Work required: Among the records that follow, count the lines with the string "this"; report only that count.

Data for the task:
______

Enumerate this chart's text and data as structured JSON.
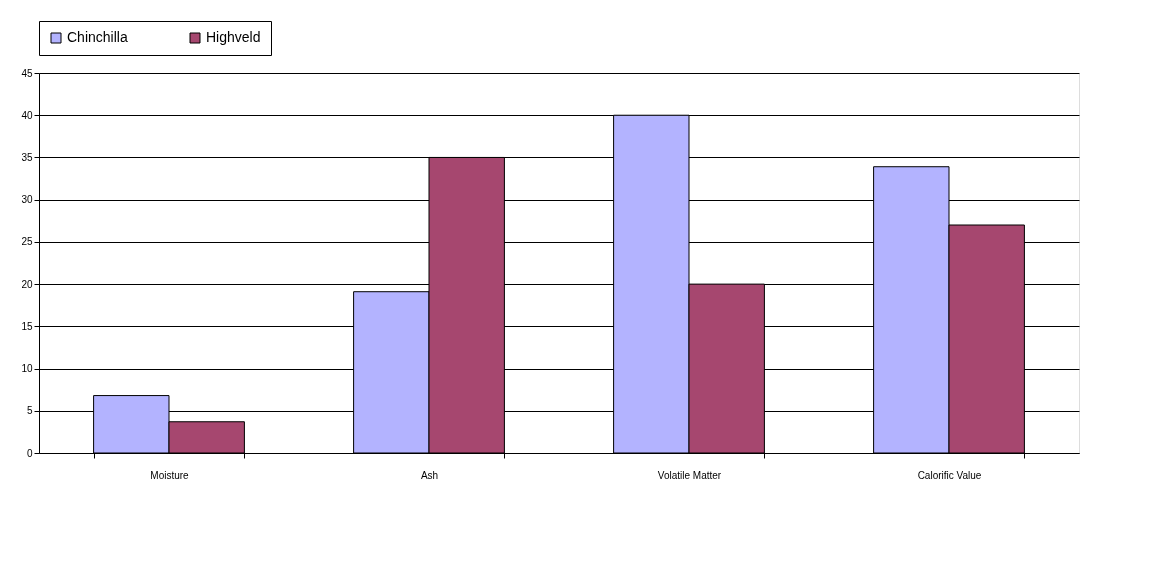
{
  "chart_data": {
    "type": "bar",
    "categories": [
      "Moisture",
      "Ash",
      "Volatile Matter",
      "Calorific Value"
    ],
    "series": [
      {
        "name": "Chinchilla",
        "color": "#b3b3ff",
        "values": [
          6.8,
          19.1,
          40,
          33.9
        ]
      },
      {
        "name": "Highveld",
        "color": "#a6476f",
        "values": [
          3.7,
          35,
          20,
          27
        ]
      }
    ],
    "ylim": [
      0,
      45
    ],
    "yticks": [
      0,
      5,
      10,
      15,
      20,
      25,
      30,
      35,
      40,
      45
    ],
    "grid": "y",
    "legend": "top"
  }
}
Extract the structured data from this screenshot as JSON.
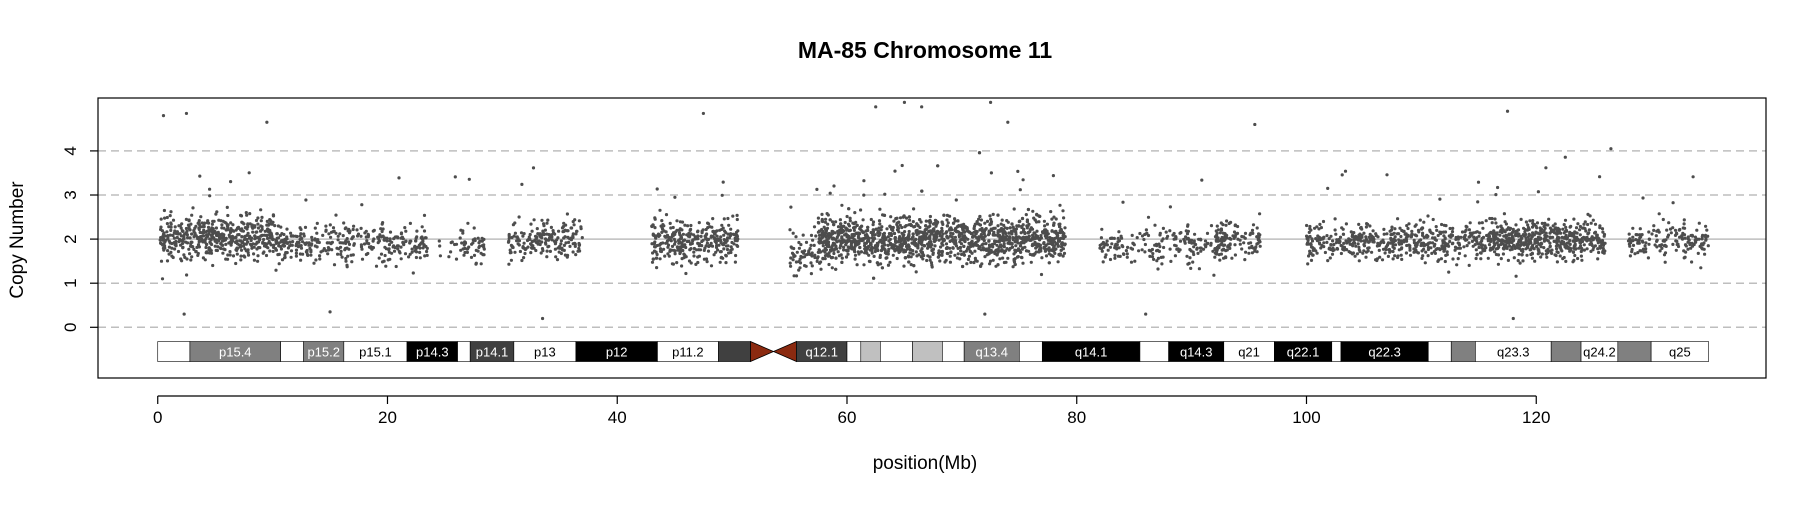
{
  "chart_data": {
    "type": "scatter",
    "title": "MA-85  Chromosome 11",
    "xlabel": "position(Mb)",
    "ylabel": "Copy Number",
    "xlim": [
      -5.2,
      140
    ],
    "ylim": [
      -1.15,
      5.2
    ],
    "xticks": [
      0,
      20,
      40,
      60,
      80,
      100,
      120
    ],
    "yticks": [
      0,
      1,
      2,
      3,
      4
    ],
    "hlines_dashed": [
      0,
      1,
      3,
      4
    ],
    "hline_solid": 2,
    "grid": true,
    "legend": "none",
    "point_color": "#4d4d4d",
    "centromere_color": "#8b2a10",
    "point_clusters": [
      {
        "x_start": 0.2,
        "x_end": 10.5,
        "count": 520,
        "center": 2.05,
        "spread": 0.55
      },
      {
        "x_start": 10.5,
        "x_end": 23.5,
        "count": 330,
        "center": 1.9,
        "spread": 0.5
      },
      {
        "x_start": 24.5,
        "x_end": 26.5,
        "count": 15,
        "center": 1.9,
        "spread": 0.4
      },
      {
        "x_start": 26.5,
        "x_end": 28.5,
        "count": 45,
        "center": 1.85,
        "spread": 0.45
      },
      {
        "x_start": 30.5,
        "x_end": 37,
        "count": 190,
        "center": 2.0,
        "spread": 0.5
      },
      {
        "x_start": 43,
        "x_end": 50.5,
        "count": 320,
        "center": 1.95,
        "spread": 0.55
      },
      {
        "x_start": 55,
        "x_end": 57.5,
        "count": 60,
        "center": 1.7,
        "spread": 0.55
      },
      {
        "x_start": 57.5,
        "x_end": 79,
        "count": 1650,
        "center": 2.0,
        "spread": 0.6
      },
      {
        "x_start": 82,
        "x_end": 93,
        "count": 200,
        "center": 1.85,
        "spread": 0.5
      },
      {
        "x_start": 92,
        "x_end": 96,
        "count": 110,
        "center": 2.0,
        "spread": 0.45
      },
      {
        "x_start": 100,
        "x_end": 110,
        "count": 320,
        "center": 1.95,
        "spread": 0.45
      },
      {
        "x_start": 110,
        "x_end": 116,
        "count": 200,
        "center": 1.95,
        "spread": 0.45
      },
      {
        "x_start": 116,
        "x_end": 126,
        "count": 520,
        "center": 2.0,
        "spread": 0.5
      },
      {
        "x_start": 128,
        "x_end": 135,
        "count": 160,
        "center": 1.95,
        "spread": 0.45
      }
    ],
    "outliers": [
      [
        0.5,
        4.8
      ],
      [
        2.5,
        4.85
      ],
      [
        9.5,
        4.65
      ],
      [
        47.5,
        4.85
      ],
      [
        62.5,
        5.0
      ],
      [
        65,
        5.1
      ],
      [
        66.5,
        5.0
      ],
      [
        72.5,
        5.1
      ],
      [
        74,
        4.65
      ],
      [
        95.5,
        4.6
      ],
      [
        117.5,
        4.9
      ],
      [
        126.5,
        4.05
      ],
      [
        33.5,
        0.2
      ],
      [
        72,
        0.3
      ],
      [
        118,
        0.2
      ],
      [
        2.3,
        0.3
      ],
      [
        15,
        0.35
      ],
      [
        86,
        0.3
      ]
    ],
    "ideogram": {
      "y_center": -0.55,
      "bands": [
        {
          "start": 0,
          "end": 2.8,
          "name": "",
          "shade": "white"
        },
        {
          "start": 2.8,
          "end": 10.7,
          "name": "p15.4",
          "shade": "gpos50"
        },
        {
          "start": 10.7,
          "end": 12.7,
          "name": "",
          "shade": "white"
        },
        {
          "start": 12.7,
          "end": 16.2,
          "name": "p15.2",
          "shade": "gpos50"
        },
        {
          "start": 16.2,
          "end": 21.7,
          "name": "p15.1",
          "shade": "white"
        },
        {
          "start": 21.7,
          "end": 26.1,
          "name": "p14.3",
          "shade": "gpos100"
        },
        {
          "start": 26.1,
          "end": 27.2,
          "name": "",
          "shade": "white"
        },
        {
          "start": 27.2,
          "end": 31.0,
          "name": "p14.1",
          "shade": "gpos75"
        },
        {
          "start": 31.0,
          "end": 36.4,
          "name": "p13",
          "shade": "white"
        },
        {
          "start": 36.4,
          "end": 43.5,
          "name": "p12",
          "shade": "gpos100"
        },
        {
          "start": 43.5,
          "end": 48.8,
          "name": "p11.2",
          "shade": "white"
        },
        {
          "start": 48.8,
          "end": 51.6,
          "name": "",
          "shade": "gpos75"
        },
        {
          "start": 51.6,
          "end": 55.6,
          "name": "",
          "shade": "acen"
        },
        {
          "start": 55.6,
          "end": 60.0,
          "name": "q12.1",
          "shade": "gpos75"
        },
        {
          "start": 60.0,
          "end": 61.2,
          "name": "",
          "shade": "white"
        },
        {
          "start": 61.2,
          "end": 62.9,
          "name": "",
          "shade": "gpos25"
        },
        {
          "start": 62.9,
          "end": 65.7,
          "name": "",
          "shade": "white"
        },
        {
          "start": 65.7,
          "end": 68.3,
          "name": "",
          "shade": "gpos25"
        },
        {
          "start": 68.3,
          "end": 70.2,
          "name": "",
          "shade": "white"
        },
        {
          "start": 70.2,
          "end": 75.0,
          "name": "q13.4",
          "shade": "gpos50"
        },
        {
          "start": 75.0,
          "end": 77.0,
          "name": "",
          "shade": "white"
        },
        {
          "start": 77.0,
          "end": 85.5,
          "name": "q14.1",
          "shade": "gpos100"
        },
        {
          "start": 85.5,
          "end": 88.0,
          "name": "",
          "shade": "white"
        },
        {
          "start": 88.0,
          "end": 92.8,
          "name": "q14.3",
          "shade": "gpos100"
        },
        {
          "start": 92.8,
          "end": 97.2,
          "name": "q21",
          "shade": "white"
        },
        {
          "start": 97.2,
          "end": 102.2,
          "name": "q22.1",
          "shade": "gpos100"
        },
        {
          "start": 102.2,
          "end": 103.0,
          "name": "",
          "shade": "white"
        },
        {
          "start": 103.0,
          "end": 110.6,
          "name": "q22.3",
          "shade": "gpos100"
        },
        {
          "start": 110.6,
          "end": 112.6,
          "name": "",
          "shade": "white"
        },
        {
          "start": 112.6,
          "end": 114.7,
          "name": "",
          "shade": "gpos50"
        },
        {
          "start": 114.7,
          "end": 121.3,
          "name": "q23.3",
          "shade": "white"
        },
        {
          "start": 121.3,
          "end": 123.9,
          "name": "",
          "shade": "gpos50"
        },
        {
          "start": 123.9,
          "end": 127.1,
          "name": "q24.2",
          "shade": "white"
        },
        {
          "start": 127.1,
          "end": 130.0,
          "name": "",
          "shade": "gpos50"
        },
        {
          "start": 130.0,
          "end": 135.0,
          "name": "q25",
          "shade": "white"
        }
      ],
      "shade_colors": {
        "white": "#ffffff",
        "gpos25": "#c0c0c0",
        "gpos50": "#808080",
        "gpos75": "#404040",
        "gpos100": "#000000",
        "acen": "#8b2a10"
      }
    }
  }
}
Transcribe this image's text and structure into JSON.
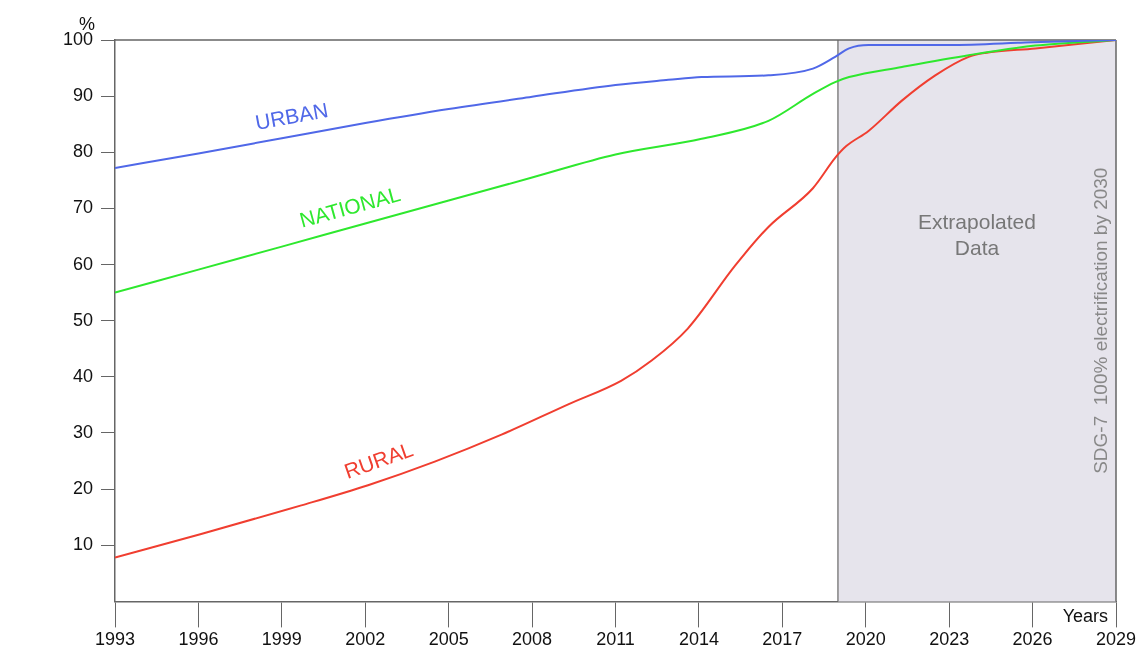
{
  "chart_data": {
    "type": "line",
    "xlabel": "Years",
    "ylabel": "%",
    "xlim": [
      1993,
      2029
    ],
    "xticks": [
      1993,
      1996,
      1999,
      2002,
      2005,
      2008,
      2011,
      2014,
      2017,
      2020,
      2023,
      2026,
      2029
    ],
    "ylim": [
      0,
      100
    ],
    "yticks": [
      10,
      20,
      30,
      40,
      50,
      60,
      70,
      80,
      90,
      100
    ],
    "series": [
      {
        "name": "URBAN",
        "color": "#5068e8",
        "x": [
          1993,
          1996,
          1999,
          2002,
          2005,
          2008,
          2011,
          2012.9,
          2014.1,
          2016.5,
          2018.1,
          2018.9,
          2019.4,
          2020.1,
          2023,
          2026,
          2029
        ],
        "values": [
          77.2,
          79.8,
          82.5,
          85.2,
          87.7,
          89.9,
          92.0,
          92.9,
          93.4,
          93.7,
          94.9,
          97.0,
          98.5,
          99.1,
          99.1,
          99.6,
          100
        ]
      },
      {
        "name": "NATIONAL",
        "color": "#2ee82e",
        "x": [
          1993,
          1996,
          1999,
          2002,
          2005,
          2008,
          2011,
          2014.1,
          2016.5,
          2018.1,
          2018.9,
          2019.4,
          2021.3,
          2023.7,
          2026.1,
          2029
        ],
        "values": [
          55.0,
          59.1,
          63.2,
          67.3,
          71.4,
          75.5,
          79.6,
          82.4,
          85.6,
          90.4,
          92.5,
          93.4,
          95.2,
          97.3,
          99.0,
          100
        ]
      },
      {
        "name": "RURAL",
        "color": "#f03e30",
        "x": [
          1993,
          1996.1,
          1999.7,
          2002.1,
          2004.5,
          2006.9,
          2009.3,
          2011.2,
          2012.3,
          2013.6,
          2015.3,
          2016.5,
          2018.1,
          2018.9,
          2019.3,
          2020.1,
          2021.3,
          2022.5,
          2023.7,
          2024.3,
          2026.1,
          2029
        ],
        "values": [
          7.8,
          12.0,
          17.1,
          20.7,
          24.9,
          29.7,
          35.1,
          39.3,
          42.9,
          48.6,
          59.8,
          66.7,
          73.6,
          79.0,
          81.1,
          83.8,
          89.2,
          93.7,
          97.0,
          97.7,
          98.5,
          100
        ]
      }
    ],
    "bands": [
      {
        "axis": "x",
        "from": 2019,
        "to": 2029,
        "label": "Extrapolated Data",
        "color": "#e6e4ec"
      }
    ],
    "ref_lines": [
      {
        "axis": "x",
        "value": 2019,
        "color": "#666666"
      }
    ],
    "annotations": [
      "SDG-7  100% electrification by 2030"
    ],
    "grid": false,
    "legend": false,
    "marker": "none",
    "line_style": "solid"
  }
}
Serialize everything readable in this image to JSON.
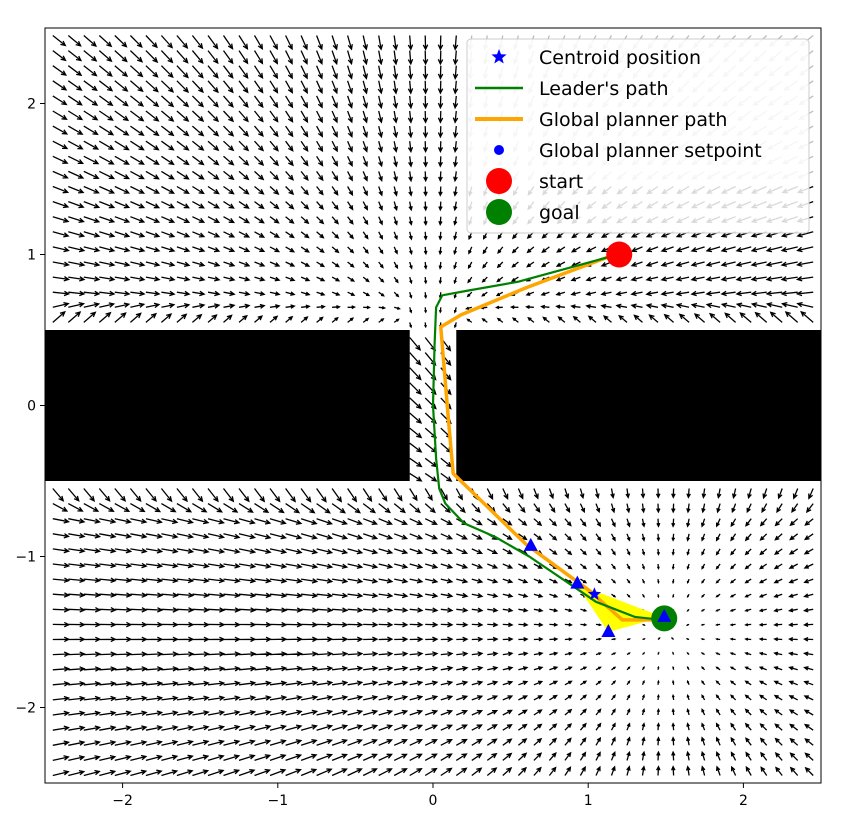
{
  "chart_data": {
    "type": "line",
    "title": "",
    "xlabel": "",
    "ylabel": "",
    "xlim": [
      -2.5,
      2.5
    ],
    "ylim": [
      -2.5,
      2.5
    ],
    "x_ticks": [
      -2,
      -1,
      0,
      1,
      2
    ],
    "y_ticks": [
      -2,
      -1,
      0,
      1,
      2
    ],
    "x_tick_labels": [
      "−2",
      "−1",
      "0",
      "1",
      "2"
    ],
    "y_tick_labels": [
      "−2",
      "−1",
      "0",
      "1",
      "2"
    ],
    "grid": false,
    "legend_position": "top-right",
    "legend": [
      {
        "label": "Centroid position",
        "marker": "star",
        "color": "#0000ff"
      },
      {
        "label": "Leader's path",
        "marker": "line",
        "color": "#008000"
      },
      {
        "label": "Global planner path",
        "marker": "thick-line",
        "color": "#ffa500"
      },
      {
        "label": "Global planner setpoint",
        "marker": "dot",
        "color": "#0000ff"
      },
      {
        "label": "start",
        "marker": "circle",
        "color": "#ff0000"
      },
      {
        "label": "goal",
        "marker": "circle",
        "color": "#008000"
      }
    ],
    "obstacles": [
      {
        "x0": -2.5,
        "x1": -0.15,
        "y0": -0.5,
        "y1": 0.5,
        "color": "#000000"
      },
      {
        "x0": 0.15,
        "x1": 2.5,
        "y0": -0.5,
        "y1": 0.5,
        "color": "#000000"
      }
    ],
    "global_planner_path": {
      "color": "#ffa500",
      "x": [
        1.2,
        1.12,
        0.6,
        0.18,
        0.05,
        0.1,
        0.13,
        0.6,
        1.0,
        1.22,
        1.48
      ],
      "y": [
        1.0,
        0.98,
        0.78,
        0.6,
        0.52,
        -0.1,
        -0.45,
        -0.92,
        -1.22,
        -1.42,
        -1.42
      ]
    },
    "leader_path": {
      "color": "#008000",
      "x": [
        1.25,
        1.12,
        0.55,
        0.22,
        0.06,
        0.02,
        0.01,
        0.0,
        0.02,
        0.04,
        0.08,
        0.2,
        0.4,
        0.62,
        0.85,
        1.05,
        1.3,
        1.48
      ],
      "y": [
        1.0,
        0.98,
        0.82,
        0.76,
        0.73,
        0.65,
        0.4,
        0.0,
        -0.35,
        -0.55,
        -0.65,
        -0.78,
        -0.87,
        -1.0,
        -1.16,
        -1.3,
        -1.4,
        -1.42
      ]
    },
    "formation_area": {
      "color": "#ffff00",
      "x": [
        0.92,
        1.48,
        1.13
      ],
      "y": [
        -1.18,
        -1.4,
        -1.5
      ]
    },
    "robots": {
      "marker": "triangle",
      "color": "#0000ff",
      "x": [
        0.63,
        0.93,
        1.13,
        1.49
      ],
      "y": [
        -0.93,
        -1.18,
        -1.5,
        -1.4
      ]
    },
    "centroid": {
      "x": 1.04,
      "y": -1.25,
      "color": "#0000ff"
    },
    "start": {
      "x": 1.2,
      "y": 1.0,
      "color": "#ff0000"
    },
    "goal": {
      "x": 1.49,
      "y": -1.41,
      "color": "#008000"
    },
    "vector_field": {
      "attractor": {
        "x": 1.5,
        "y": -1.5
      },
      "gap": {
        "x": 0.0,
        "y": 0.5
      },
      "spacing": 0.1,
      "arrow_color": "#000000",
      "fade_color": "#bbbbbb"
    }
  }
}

______

Solution: 4